[START]
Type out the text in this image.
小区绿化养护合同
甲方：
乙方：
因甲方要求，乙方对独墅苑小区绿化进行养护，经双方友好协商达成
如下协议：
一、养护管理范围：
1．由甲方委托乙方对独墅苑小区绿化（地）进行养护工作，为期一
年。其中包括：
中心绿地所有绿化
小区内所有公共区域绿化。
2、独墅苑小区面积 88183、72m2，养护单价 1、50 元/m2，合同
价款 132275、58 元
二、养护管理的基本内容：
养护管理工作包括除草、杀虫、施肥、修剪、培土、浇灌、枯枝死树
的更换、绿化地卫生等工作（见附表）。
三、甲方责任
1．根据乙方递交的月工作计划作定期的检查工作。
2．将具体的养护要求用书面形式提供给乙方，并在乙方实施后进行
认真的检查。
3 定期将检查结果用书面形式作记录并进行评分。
[END]
Each line above must be printed exactly as it appears.

Type out the text in this image.
小区绿化养护合同
甲方：
乙方：
因甲方要求，乙方对独墅苑小区绿化进行养护，经双方友好协商达成
如下协议：
一、养护管理范围：
1．由甲方委托乙方对独墅苑小区绿化（地）进行养护工作，为期一
年。其中包括：
中心绿地所有绿化
小区内所有公共区域绿化。
2、独墅苑小区面积 88183、72m2，养护单价 1、50 元/m2，合同
价款 132275、58 元
二、养护管理的基本内容：
养护管理工作包括除草、杀虫、施肥、修剪、培土、浇灌、枯枝死树
的更换、绿化地卫生等工作（见附表）。
三、甲方责任
1．根据乙方递交的月工作计划作定期的检查工作。
2．将具体的养护要求用书面形式提供给乙方，并在乙方实施后进行
认真的检查。
3 定期将检查结果用书面形式作记录并进行评分。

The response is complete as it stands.